Stated task:
Using the listing below, extract each line that has the word "JSON" in it.

— start Extracted information —

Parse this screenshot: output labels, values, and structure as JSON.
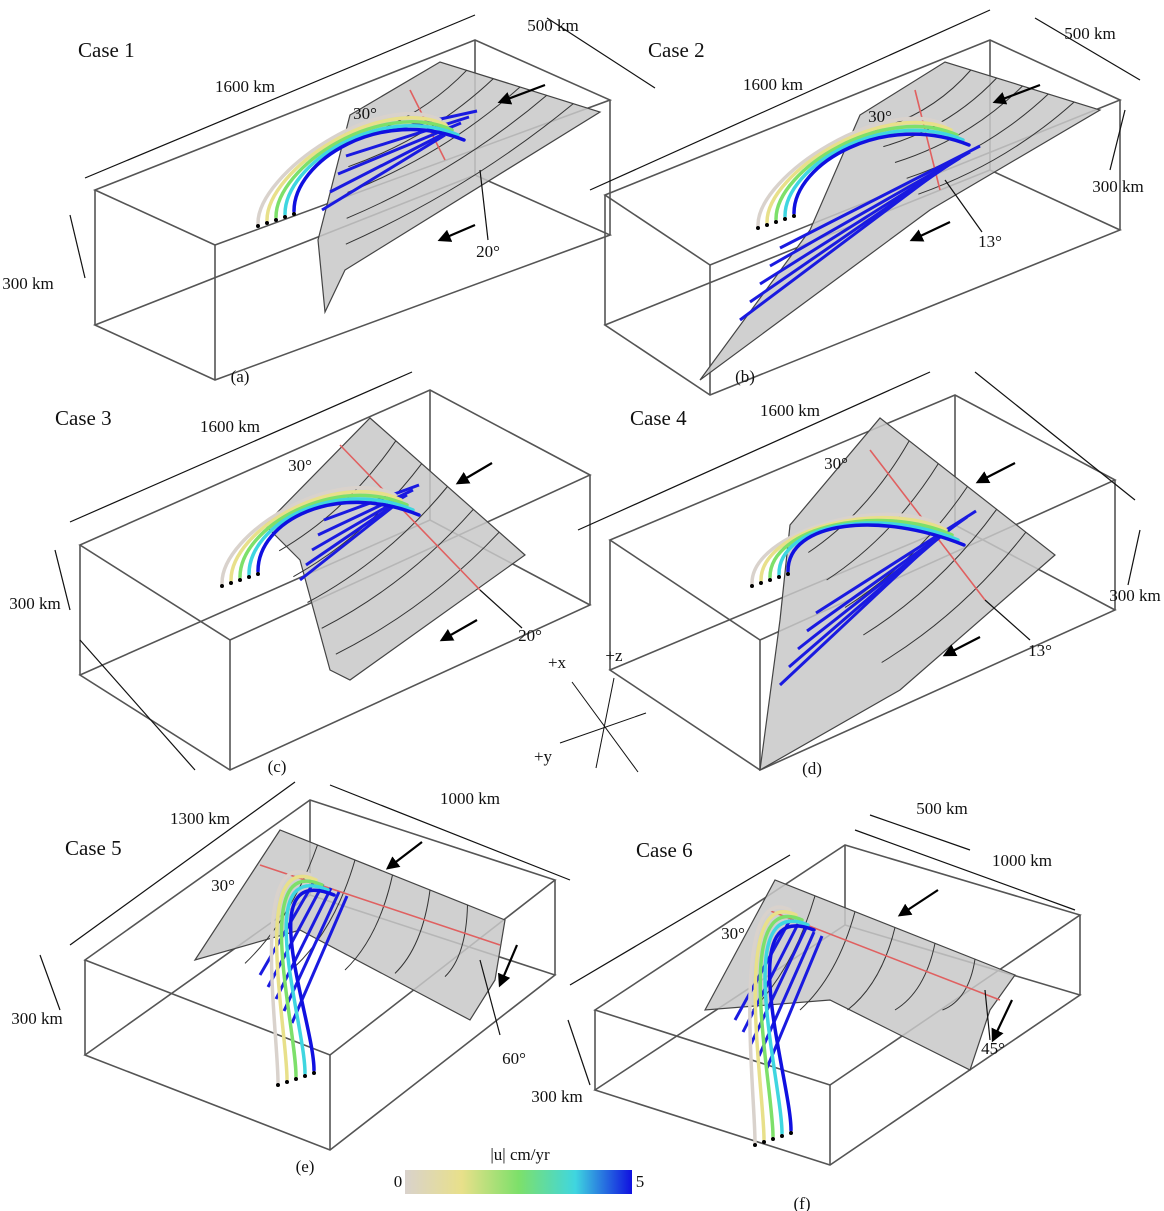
{
  "panels": [
    {
      "title": "Case 1",
      "label": "(a)",
      "dimensions": [
        "1600 km",
        "500 km",
        "300 km"
      ],
      "angles": [
        "30°",
        "20°"
      ]
    },
    {
      "title": "Case 2",
      "label": "(b)",
      "dimensions": [
        "1600 km",
        "500 km",
        "300 km"
      ],
      "angles": [
        "30°",
        "13°"
      ]
    },
    {
      "title": "Case 3",
      "label": "(c)",
      "dimensions": [
        "1600 km",
        "300 km"
      ],
      "angles": [
        "30°",
        "20°"
      ]
    },
    {
      "title": "Case 4",
      "label": "(d)",
      "dimensions": [
        "1600 km",
        "300 km"
      ],
      "angles": [
        "30°",
        "13°"
      ]
    },
    {
      "title": "Case 5",
      "label": "(e)",
      "dimensions": [
        "1300 km",
        "1000 km",
        "300 km"
      ],
      "angles": [
        "30°",
        "60°"
      ]
    },
    {
      "title": "Case 6",
      "label": "(f)",
      "dimensions": [
        "500 km",
        "1000 km",
        "300 km"
      ],
      "angles": [
        "30°",
        "45°"
      ]
    }
  ],
  "axes": [
    "+x",
    "+z",
    "+y"
  ],
  "colorbar": {
    "label": "|u| cm/yr",
    "min": 0,
    "max": 5,
    "colors": [
      "#d9d2cc",
      "#e8e08a",
      "#7de06a",
      "#3fd6e0",
      "#1010e0"
    ]
  }
}
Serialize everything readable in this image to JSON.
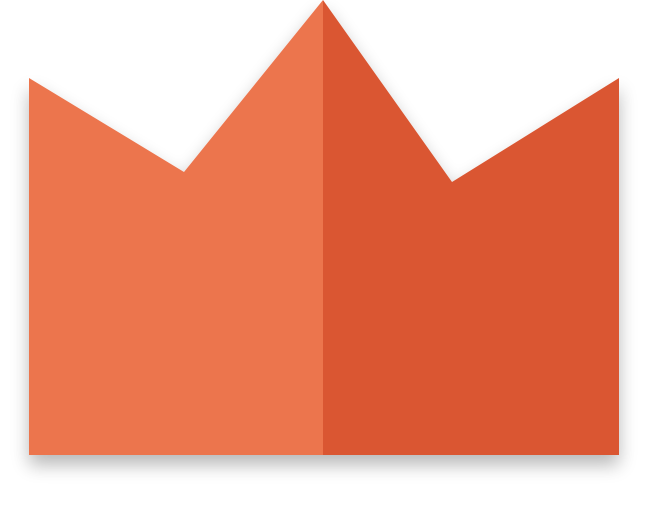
{
  "icon": {
    "name": "crown-icon",
    "colors": {
      "left_half": "#EC744D",
      "right_half": "#DA5632",
      "shadow": "#000000"
    }
  }
}
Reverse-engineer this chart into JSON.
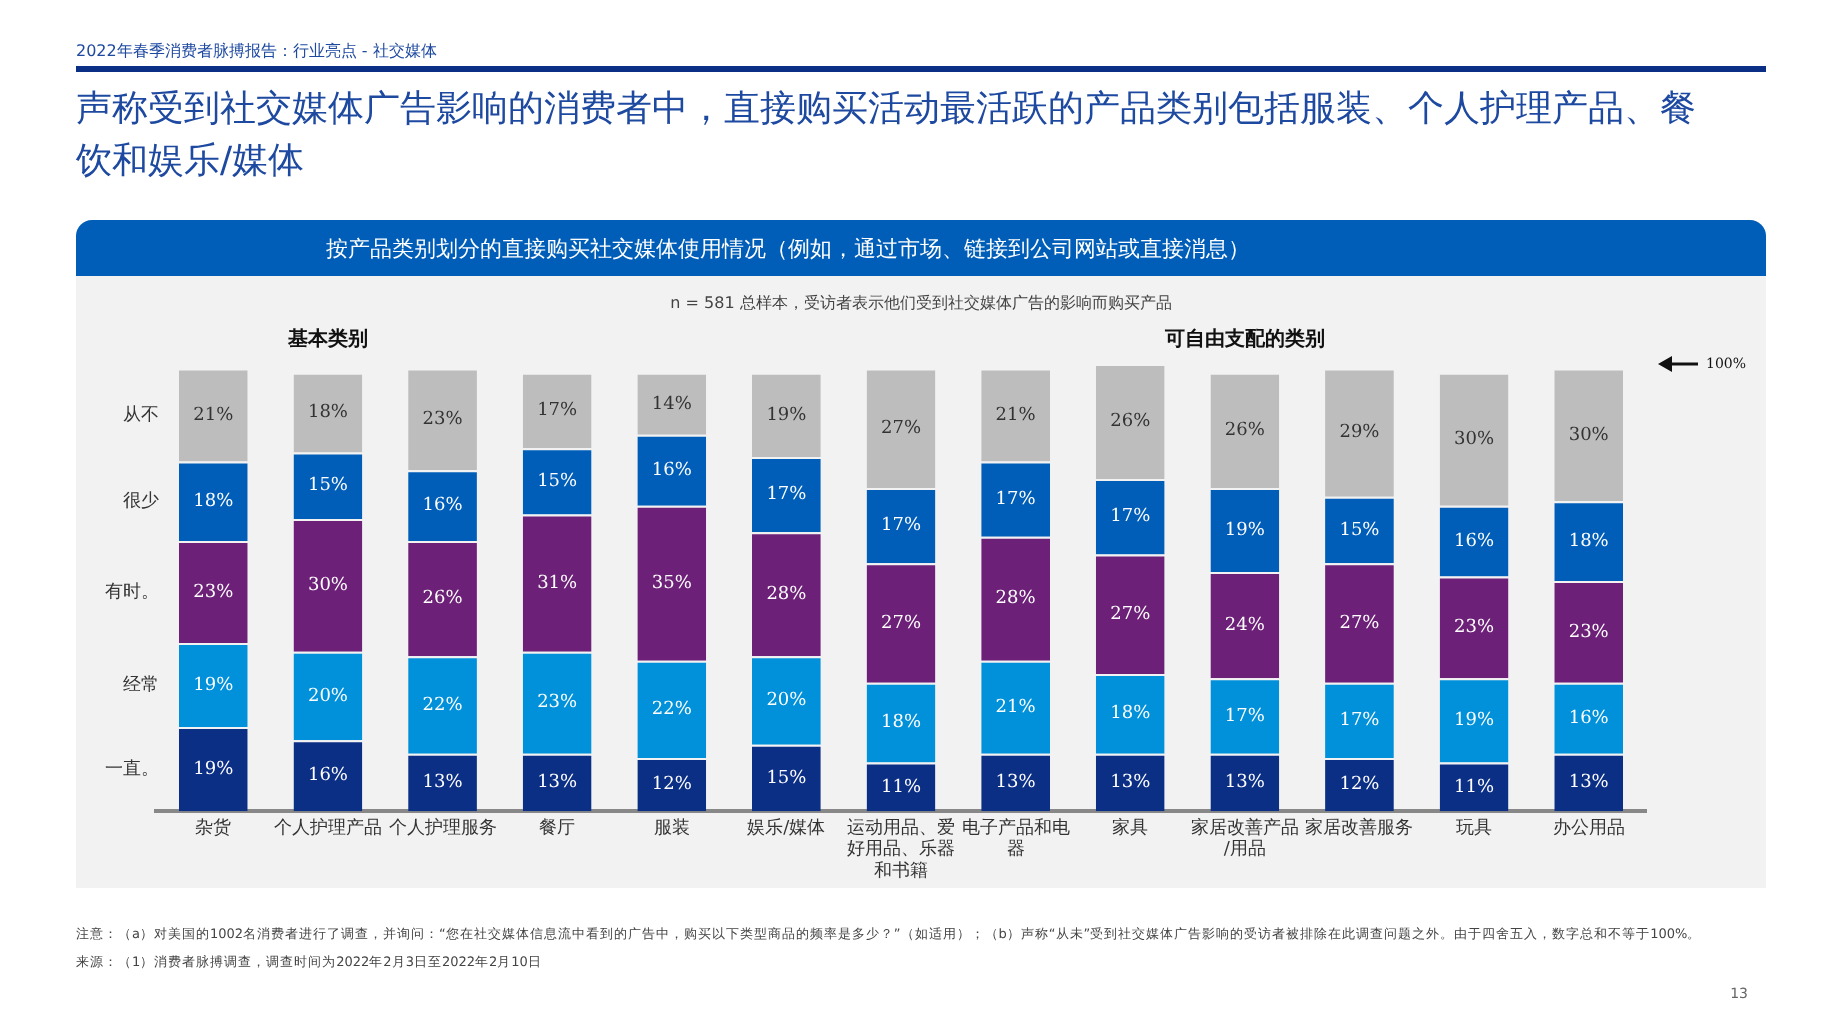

— end Extracted information —

Response for this exercise:
Parse this screenshot: output labels, values, and structure as JSON.
Serialize everything readable in this image to JSON.
Reverse-engineer this chart into JSON.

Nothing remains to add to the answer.